STATED GOAL — For the entries that follow, state how many lines include the word "земної", giving the number and nothing else.

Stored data
↓

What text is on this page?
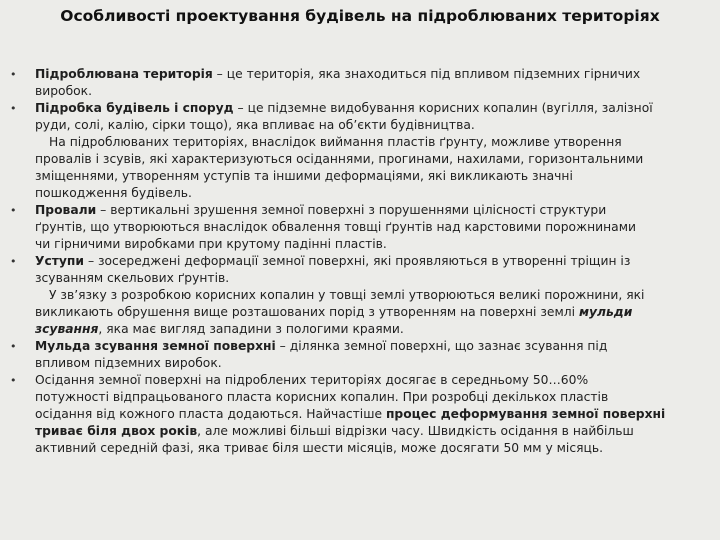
Особливості проектування будівель на підроблюваних територіях
• Підроблювана територія – це територія, яка знаходиться під впливом підземних гірничих
виробок.
• Підробка будівель і споруд – це підземне видобування корисних копалин (вугілля, залізної
руди, солі, калію, сірки тощо), яка впливає на об’єкти будівництва.
На підроблюваних територіях, внаслідок виймання пластів ґрунту, можливе утворення
провалів і зсувів, які характеризуються осіданнями, прогинами, нахилами, горизонтальними
зміщеннями, утворенням уступів та іншими деформаціями, які викликають значні
пошкодження будівель.
• Провали – вертикальні зрушення земної поверхні з порушеннями цілісності структури
ґрунтів, що утворюються внаслідок обвалення товщі ґрунтів над карстовими порожнинами
чи гірничими виробками при крутому падінні пластів.
• Уступи – зосереджені деформації земної поверхні, які проявляються в утворенні тріщин із
зсуванням скельових ґрунтів.
У зв’язку з розробкою корисних копалин у товщі землі утворюються великі порожнини, які
викликають обрушення вище розташованих порід з утворенням на поверхні землі мульди
зсування, яка має вигляд западини з пологими краями.
• Мульда зсування земної поверхні – ділянка земної поверхні, що зазнає зсування під
впливом підземних виробок.
• Осідання земної поверхні на підроблених територіях досягає в середньому 50…60%
потужності відпрацьованого пласта корисних копалин. При розробці декількох пластів
осідання від кожного пласта додаються. Найчастіше процес деформування земної поверхні
триває біля двох років, але можливі більші відрізки часу. Швидкість осідання в найбільш
активний середній фазі, яка триває біля шести місяців, може досягати 50 мм у місяць.
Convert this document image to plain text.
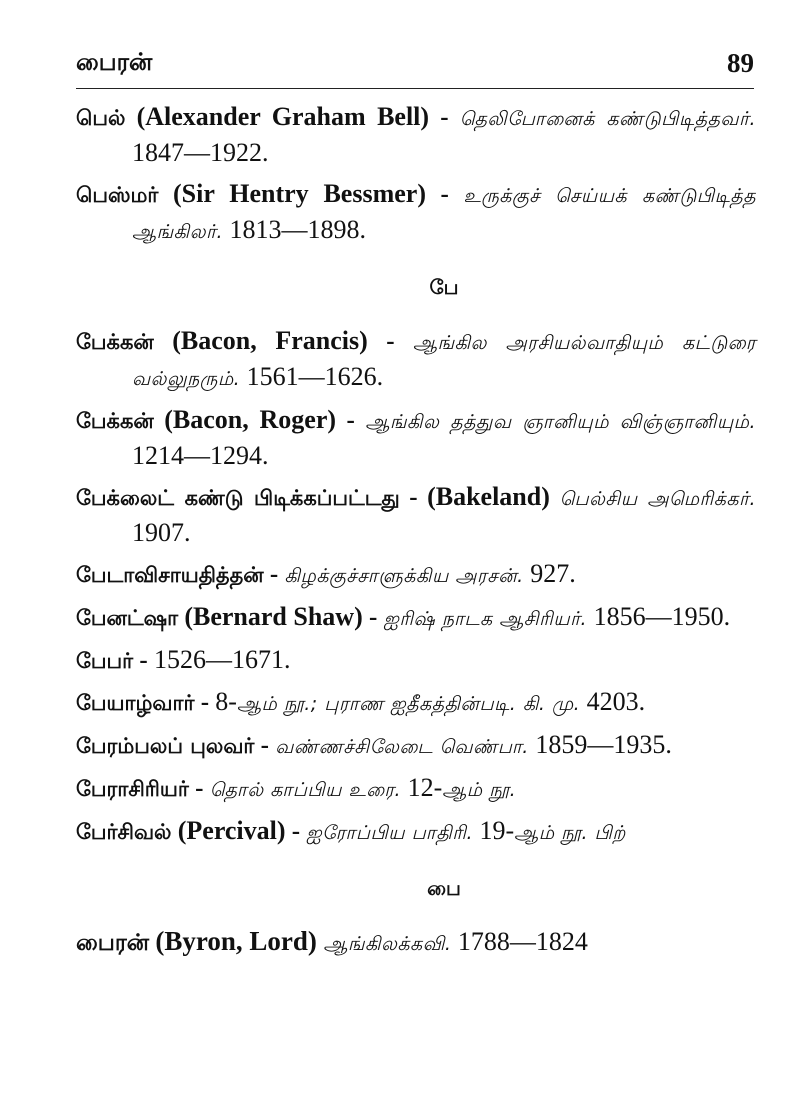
பைரன்	89

பெல் (Alexander Graham Bell) - தெலிபோனைக் கண்டுபிடித்தவர். 1847—1922.

பெஸ்மர் (Sir Hentry Bessmer) - உருக்குச் செய்யக் கண்டுபிடித்த ஆங்கிலர். 1813—1898.

பே

பேக்கன் (Bacon, Francis) - ஆங்கில அரசியல்வாதியும் கட்டுரை வல்லுநரும். 1561—1626.

பேக்கன் (Bacon, Roger) - ஆங்கில தத்துவ ஞானியும் விஞ்ஞானியும். 1214—1294.

பேக்லைட் கண்டு பிடிக்கப்பட்டது - (Bakeland) பெல்சிய அமெரிக்கர். 1907.

பேடாவிசாயதித்தன் - கிழக்குச்சாளுக்கிய அரசன். 927.

பேனட்ஷா (Bernard Shaw) - ஐரிஷ் நாடக ஆசிரியர். 1856—1950.

பேபர் - 1526—1671.

பேயாழ்வார் - 8-ஆம் நூ.; புராண ஐதீகத்தின்படி. கி. மு. 4203.

பேரம்பலப் புலவர் - வண்ணச்சிலேடை வெண்பா. 1859—1935.

பேராசிரியர் - தொல் காப்பிய உரை. 12-ஆம் நூ.

பேர்சிவல் (Percival) - ஐரோப்பிய பாதிரி. 19-ஆம் நூ. பிற்

பை

பைரன் (Byron, Lord) ஆங்கிலக்கவி. 1788—1824
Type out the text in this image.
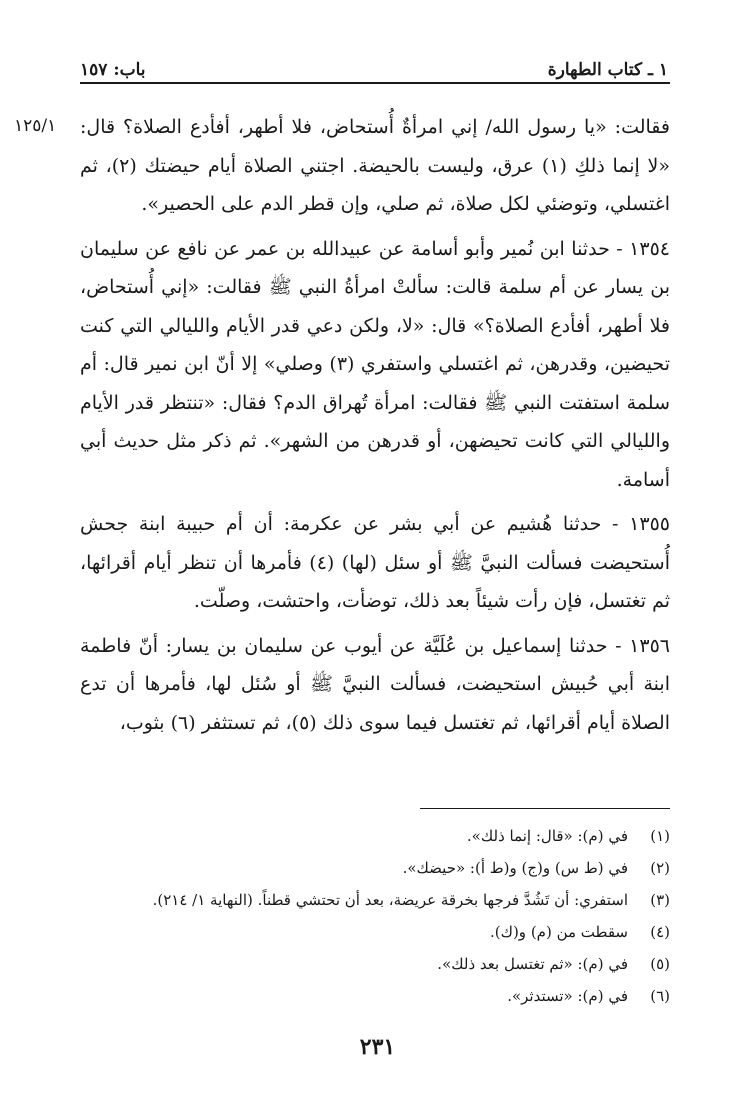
١ ـ كتاب الطهارة
باب: ١٥٧
١٢٥/١	فقالت: «يا رسول الله/ إني امرأةٌ أُستحاض، فلا أطهر، أفأدع الصلاة؟ قال: «لا إنما ذلكِ (١) عرق، وليست بالحيضة. اجتني الصلاة أيام حيضتك (٢)، ثم اغتسلي، وتوضئي لكل صلاة، ثم صلي، وإن قطر الدم على الحصير».

١٣٥٤ - حدثنا ابن نُمير وأبو أسامة عن عبيدالله بن عمر عن نافع عن سليمان بن يسار عن أم سلمة قالت: سألتْ امرأةُ النبي ﷺ فقالت: «إني أُستحاض، فلا أطهر، أفأدع الصلاة؟» قال: «لا، ولكن دعي قدر الأيام والليالي التي كنت تحيضين، وقدرهن، ثم اغتسلي واستفري (٣) وصلي» إلا أنّ ابن نمير قال: أم سلمة استفتت النبي ﷺ فقالت: امرأة تُهراق الدم؟ فقال: «تنتظر قدر الأيام والليالي التي كانت تحيضهن، أو قدرهن من الشهر». ثم ذكر مثل حديث أبي أسامة.

١٣٥٥ - حدثنا هُشيم عن أبي بشر عن عكرمة: أن أم حبيبة ابنة جحش أُستحيضت فسألت النبيَّ ﷺ أو سئل (لها) (٤) فأمرها أن تنظر أيام أقرائها، ثم تغتسل، فإن رأت شيئاً بعد ذلك، توضأت، واحتشت، وصلّت.

١٣٥٦ - حدثنا إسماعيل بن عُلَيَّة عن أيوب عن سليمان بن يسار: أنّ فاطمة ابنة أبي حُبيش استحيضت، فسألت النبيَّ ﷺ أو سُئل لها، فأمرها أن تدع الصلاة أيام أقرائها، ثم تغتسل فيما سوى ذلك (٥)، ثم تستثفر (٦) بثوب،

(١)
في (م): «قال: إنما ذلك».
(٢)
في (ط س) و(ج) و(ط أ): «حيضك».
(٣)
استفري: أن تَشُدَّ فرجها بخرقة عريضة، بعد أن تحتشي قطناً. (النهاية ١/ ٢١٤).
(٤)
سقطت من (م) و(ك).
(٥)
في (م): «ثم تغتسل بعد ذلك».
(٦)
في (م): «تستدثر».
٢٣١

↑

RESPONSE — 5